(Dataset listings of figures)
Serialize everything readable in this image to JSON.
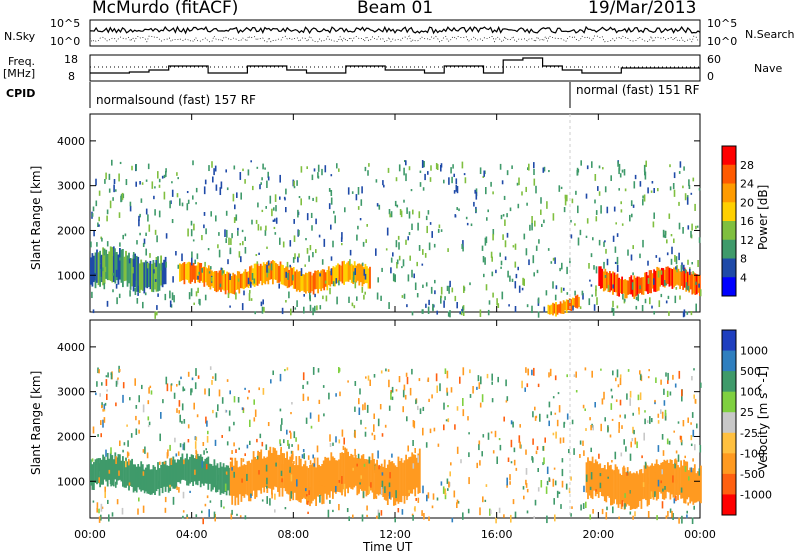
{
  "header": {
    "station": "McMurdo (fitACF)",
    "beam": "Beam 01",
    "date": "19/Mar/2013"
  },
  "sky_panel": {
    "left_label": "N.Sky",
    "right_label": "N.Search",
    "left_ticks": [
      "10^5",
      "10^0"
    ],
    "right_ticks": [
      "10^5",
      "10^0"
    ]
  },
  "freq_panel": {
    "left_label_line1": "Freq.",
    "left_label_line2": "[MHz]",
    "left_ticks": [
      "18",
      "8"
    ],
    "right_label": "Nave",
    "right_ticks": [
      "60",
      "0"
    ]
  },
  "cpid": {
    "label": "CPID",
    "mode1": "normalsound (fast) 157 RF",
    "mode2": "normal (fast) 151 RF"
  },
  "x_axis": {
    "label": "Time UT",
    "ticks": [
      "00:00",
      "04:00",
      "08:00",
      "12:00",
      "16:00",
      "20:00",
      "00:00"
    ]
  },
  "y_axis": {
    "label": "Slant Range [km]",
    "ticks": [
      "4000",
      "3000",
      "2000",
      "1000"
    ]
  },
  "power_scale": {
    "label": "Power [dB]",
    "ticks": [
      "28",
      "24",
      "20",
      "16",
      "12",
      "8",
      "4"
    ],
    "colors": [
      "#ff0000",
      "#ff5a00",
      "#ff9b00",
      "#ffd000",
      "#7fbf3f",
      "#3f9a6a",
      "#1f4aa8",
      "#0000ff"
    ]
  },
  "velocity_scale": {
    "label": "Velocity [m s^-1]",
    "ticks": [
      "1000",
      "500",
      "100",
      "25",
      "-25",
      "-100",
      "-500",
      "-1000"
    ],
    "colors": [
      "#1f3fbf",
      "#2f7fbf",
      "#3f9a6a",
      "#7fd040",
      "#c8c8c8",
      "#ffc040",
      "#ff9a20",
      "#ff6010",
      "#ff0000"
    ]
  },
  "chart_data": [
    {
      "type": "heatmap",
      "title": "Power",
      "x_range_hours": [
        0,
        24
      ],
      "ylim": [
        180,
        4600
      ],
      "ylabel": "Slant Range [km]",
      "xlabel": "",
      "colorbar_label": "Power [dB]",
      "dominant_bands": [
        {
          "start_h": 0.0,
          "end_h": 3.0,
          "range_km": [
            700,
            1500
          ],
          "power_db": 12
        },
        {
          "start_h": 3.5,
          "end_h": 7.5,
          "range_km": [
            700,
            1200
          ],
          "power_db": 24
        },
        {
          "start_h": 7.5,
          "end_h": 11.0,
          "range_km": [
            700,
            1200
          ],
          "power_db": 24
        },
        {
          "start_h": 18.0,
          "end_h": 19.2,
          "range_km": [
            200,
            500
          ],
          "power_db": 26
        },
        {
          "start_h": 20.0,
          "end_h": 24.0,
          "range_km": [
            600,
            1100
          ],
          "power_db": 28
        }
      ]
    },
    {
      "type": "heatmap",
      "title": "Velocity",
      "x_range_hours": [
        0,
        24
      ],
      "ylim": [
        180,
        4600
      ],
      "ylabel": "Slant Range [km]",
      "xlabel": "Time UT",
      "colorbar_label": "Velocity [m s^-1]",
      "dominant_bands": [
        {
          "start_h": 0.0,
          "end_h": 5.5,
          "range_km": [
            800,
            1500
          ],
          "velocity": 300
        },
        {
          "start_h": 5.5,
          "end_h": 13.0,
          "range_km": [
            600,
            1600
          ],
          "velocity": -300
        },
        {
          "start_h": 19.5,
          "end_h": 24.0,
          "range_km": [
            500,
            1400
          ],
          "velocity": -200
        }
      ]
    }
  ]
}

• **WHAT YOU NEED TO DO**:
Transcribe the material exactly, and leave out whatever pictures it holds.

• **SOLUTION TO THIS TASK**:
Serialize everything readable in this image to JSON.
{
  "header": {
    "station": "McMurdo (fitACF)",
    "beam": "Beam 01",
    "date": "19/Mar/2013"
  },
  "sky_panel": {
    "left_label": "N.Sky",
    "right_label": "N.Search",
    "left_ticks": [
      "10^5",
      "10^0"
    ],
    "right_ticks": [
      "10^5",
      "10^0"
    ]
  },
  "freq_panel": {
    "left_label_line1": "Freq.",
    "left_label_line2": "[MHz]",
    "left_ticks": [
      "18",
      "8"
    ],
    "right_label": "Nave",
    "right_ticks": [
      "60",
      "0"
    ]
  },
  "cpid": {
    "label": "CPID",
    "mode1": "normalsound (fast) 157 RF",
    "mode2": "normal (fast) 151 RF"
  },
  "x_axis": {
    "label": "Time UT",
    "ticks": [
      "00:00",
      "04:00",
      "08:00",
      "12:00",
      "16:00",
      "20:00",
      "00:00"
    ]
  },
  "y_axis": {
    "label": "Slant Range [km]",
    "ticks": [
      "4000",
      "3000",
      "2000",
      "1000"
    ]
  },
  "power_scale": {
    "label": "Power [dB]",
    "ticks": [
      "28",
      "24",
      "20",
      "16",
      "12",
      "8",
      "4"
    ],
    "colors": [
      "#ff0000",
      "#ff5a00",
      "#ff9b00",
      "#ffd000",
      "#7fbf3f",
      "#3f9a6a",
      "#1f4aa8",
      "#0000ff"
    ]
  },
  "velocity_scale": {
    "label": "Velocity [m s^-1]",
    "ticks": [
      "1000",
      "500",
      "100",
      "25",
      "-25",
      "-100",
      "-500",
      "-1000"
    ],
    "colors": [
      "#1f3fbf",
      "#2f7fbf",
      "#3f9a6a",
      "#7fd040",
      "#c8c8c8",
      "#ffc040",
      "#ff9a20",
      "#ff6010",
      "#ff0000"
    ]
  },
  "chart_data": [
    {
      "type": "heatmap",
      "title": "Power",
      "x_range_hours": [
        0,
        24
      ],
      "ylim": [
        180,
        4600
      ],
      "ylabel": "Slant Range [km]",
      "xlabel": "",
      "colorbar_label": "Power [dB]",
      "dominant_bands": [
        {
          "start_h": 0.0,
          "end_h": 3.0,
          "range_km": [
            700,
            1500
          ],
          "power_db": 12
        },
        {
          "start_h": 3.5,
          "end_h": 7.5,
          "range_km": [
            700,
            1200
          ],
          "power_db": 24
        },
        {
          "start_h": 7.5,
          "end_h": 11.0,
          "range_km": [
            700,
            1200
          ],
          "power_db": 24
        },
        {
          "start_h": 18.0,
          "end_h": 19.2,
          "range_km": [
            200,
            500
          ],
          "power_db": 26
        },
        {
          "start_h": 20.0,
          "end_h": 24.0,
          "range_km": [
            600,
            1100
          ],
          "power_db": 28
        }
      ]
    },
    {
      "type": "heatmap",
      "title": "Velocity",
      "x_range_hours": [
        0,
        24
      ],
      "ylim": [
        180,
        4600
      ],
      "ylabel": "Slant Range [km]",
      "xlabel": "Time UT",
      "colorbar_label": "Velocity [m s^-1]",
      "dominant_bands": [
        {
          "start_h": 0.0,
          "end_h": 5.5,
          "range_km": [
            800,
            1500
          ],
          "velocity": 300
        },
        {
          "start_h": 5.5,
          "end_h": 13.0,
          "range_km": [
            600,
            1600
          ],
          "velocity": -300
        },
        {
          "start_h": 19.5,
          "end_h": 24.0,
          "range_km": [
            500,
            1400
          ],
          "velocity": -200
        }
      ]
    }
  ]
}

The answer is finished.